----- Extracted material
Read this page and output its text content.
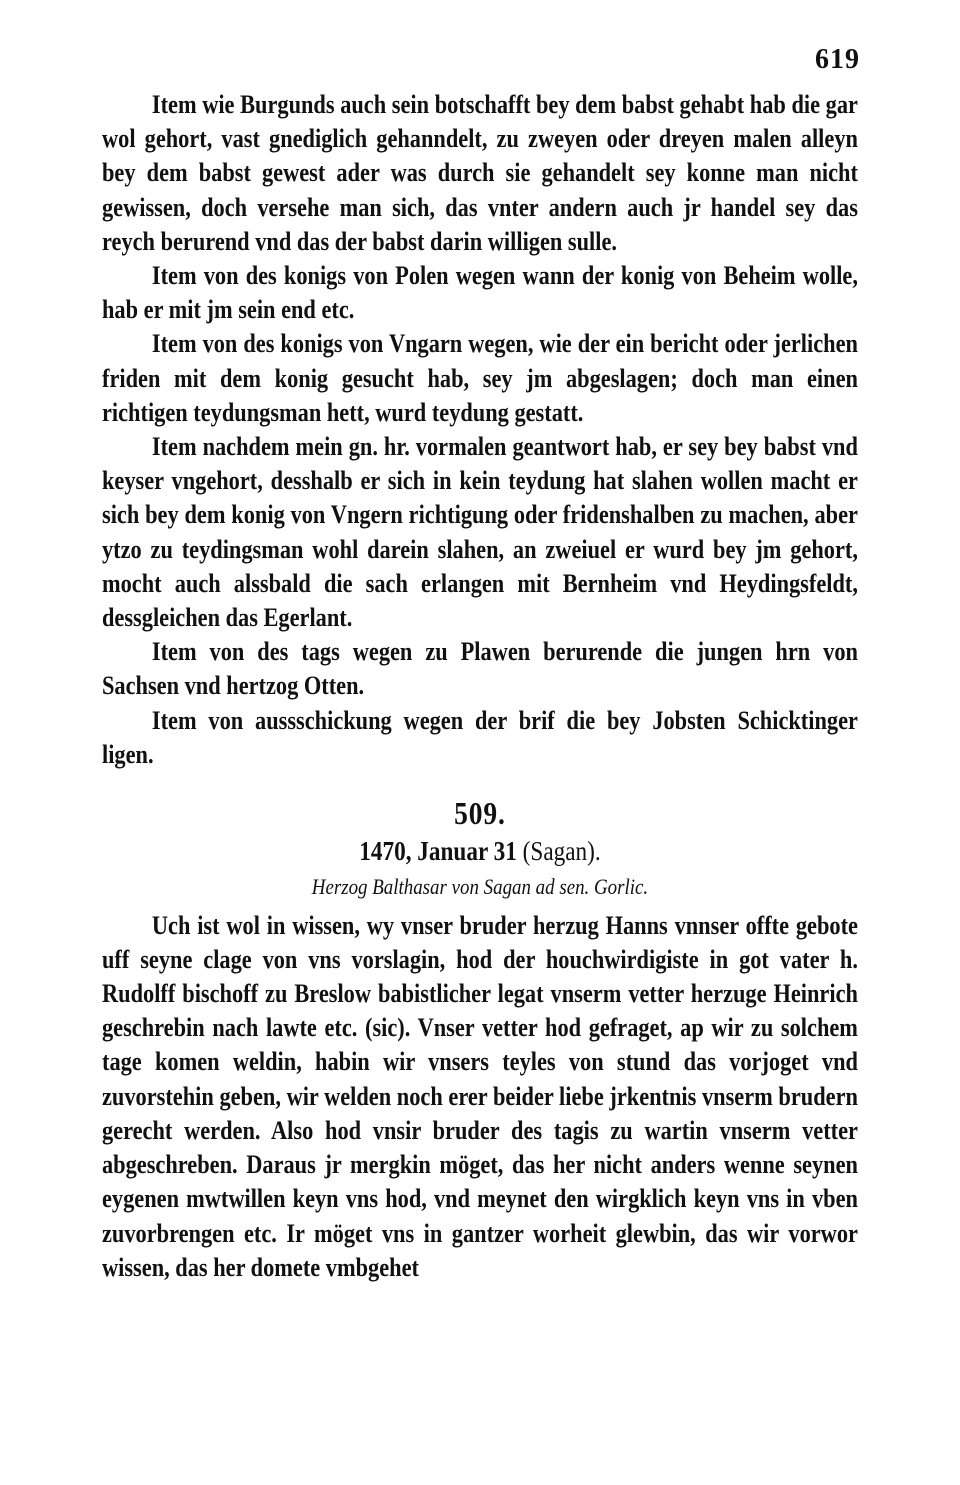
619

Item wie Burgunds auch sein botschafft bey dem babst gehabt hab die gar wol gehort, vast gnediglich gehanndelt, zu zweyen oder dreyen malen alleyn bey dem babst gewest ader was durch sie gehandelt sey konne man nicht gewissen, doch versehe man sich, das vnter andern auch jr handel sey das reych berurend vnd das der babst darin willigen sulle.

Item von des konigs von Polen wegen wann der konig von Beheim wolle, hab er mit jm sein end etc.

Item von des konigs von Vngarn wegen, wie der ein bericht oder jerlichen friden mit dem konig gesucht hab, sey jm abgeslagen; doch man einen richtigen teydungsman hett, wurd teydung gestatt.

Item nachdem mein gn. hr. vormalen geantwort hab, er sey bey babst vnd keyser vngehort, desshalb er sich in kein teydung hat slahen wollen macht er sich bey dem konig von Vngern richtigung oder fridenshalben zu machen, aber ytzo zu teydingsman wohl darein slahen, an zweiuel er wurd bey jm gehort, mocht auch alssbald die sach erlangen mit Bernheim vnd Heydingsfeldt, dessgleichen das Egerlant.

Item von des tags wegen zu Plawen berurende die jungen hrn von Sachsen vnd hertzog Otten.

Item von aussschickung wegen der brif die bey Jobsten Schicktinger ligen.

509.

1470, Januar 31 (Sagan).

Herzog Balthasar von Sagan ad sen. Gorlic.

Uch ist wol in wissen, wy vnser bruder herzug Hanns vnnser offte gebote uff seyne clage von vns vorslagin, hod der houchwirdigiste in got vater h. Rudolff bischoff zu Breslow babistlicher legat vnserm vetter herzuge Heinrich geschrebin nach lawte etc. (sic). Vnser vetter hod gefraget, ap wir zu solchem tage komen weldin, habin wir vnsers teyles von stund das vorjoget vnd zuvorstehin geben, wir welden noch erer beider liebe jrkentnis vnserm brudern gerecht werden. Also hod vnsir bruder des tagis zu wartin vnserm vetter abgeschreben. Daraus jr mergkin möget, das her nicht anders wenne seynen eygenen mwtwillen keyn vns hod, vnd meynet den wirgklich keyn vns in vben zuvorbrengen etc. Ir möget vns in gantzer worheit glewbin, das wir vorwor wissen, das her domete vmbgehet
----------
----- Extracted material
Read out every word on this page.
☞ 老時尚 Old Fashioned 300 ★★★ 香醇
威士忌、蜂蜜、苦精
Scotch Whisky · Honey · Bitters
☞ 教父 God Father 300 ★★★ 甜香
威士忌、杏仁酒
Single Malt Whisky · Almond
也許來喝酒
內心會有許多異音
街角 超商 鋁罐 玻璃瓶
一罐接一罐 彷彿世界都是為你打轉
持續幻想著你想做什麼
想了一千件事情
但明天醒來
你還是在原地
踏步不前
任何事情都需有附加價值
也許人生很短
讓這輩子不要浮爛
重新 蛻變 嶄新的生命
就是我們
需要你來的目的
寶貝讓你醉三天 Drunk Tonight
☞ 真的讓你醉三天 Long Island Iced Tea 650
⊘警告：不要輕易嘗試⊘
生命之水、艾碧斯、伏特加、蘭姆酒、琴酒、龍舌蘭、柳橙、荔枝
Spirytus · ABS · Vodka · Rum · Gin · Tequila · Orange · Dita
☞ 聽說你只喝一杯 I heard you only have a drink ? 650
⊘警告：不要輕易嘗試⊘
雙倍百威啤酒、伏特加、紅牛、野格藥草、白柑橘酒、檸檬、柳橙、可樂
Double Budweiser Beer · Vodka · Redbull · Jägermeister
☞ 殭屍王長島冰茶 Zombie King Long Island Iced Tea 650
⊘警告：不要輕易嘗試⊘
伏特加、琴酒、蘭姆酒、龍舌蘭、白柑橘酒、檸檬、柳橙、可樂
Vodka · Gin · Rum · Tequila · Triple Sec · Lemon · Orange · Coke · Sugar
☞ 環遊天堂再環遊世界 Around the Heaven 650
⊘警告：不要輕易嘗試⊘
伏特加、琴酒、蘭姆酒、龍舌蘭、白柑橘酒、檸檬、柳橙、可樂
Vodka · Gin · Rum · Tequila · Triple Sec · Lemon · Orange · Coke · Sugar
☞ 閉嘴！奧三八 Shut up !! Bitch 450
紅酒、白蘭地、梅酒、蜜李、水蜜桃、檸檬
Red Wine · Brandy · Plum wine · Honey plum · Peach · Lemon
----------
----- Extracted material
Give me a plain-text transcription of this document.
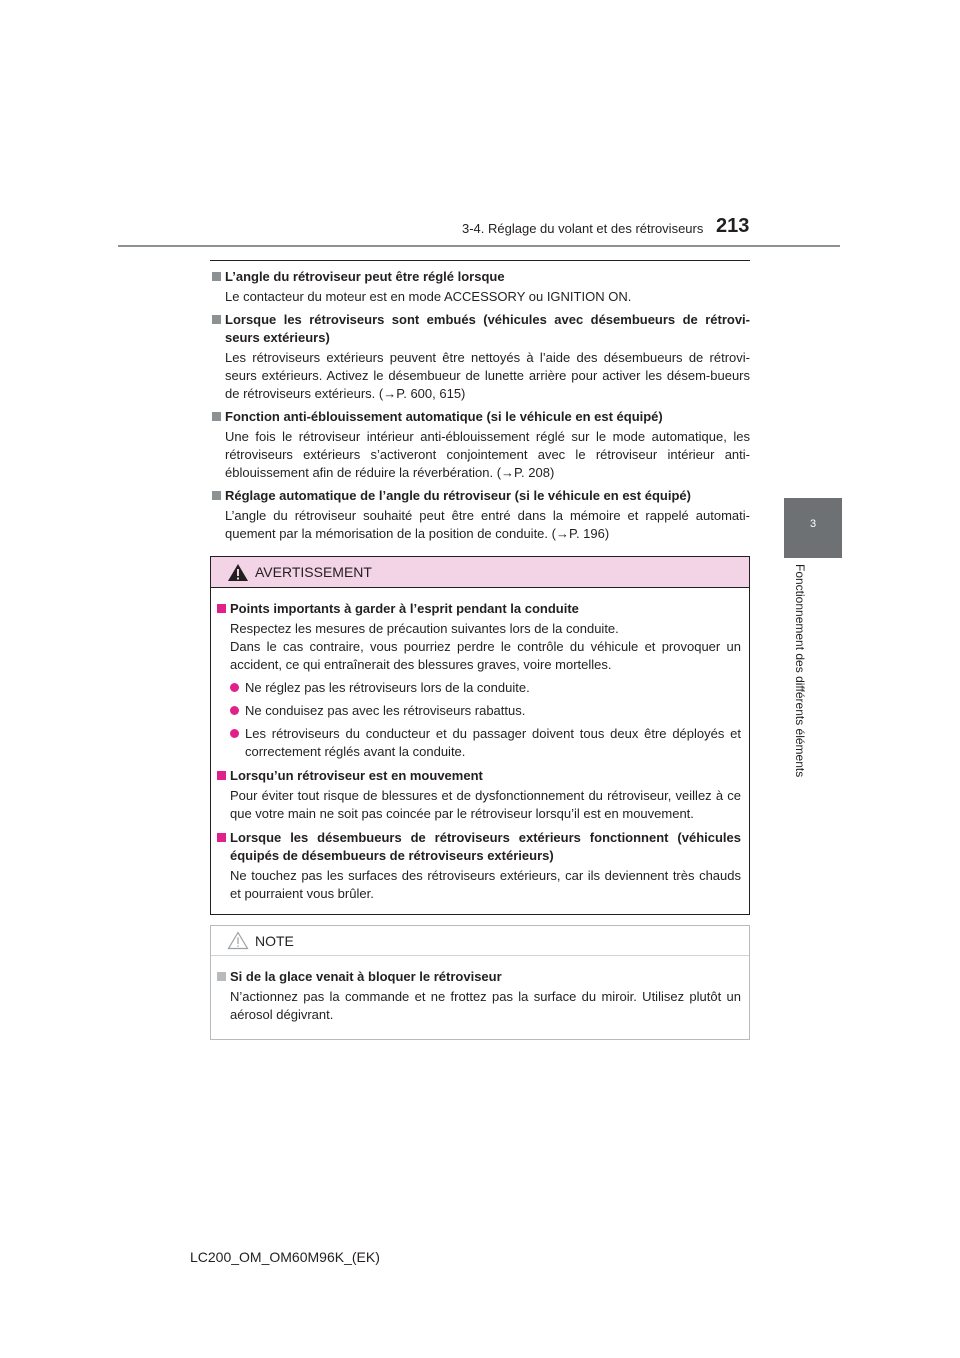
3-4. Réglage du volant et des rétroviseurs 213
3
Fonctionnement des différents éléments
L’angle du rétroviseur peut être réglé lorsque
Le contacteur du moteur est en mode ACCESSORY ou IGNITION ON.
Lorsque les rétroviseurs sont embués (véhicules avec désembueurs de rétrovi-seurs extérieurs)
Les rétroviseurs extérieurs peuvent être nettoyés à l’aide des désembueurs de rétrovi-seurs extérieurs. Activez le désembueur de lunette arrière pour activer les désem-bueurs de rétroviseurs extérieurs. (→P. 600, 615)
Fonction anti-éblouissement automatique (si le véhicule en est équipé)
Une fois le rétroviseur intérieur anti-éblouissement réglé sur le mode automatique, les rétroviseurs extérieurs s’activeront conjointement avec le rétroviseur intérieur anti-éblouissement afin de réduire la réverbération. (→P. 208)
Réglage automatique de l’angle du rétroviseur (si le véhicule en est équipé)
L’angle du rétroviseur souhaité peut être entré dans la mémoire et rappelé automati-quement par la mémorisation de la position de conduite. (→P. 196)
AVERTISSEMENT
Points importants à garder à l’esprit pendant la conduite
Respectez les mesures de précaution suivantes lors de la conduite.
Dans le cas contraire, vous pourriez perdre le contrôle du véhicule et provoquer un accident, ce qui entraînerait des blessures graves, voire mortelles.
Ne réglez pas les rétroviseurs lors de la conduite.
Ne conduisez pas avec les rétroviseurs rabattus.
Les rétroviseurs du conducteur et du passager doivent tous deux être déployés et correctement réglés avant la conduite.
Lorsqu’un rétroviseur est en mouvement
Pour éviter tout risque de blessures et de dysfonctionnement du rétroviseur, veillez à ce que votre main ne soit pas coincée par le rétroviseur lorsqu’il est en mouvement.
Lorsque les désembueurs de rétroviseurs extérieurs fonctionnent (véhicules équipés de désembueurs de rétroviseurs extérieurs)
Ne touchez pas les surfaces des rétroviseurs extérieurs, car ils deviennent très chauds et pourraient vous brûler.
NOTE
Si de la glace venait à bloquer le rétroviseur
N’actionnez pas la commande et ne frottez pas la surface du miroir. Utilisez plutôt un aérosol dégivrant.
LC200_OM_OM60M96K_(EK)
----------
Task: Scan the listing above. Gather each line that contains the word "angle".

The solution:
L’angle du rétroviseur peut être réglé lorsque
Réglage automatique de l’angle du rétroviseur (si le véhicule en est équipé)
L’angle du rétroviseur souhaité peut être entré dans la mémoire et rappelé automati-quement par la mémorisation de la position de conduite. (→P. 196)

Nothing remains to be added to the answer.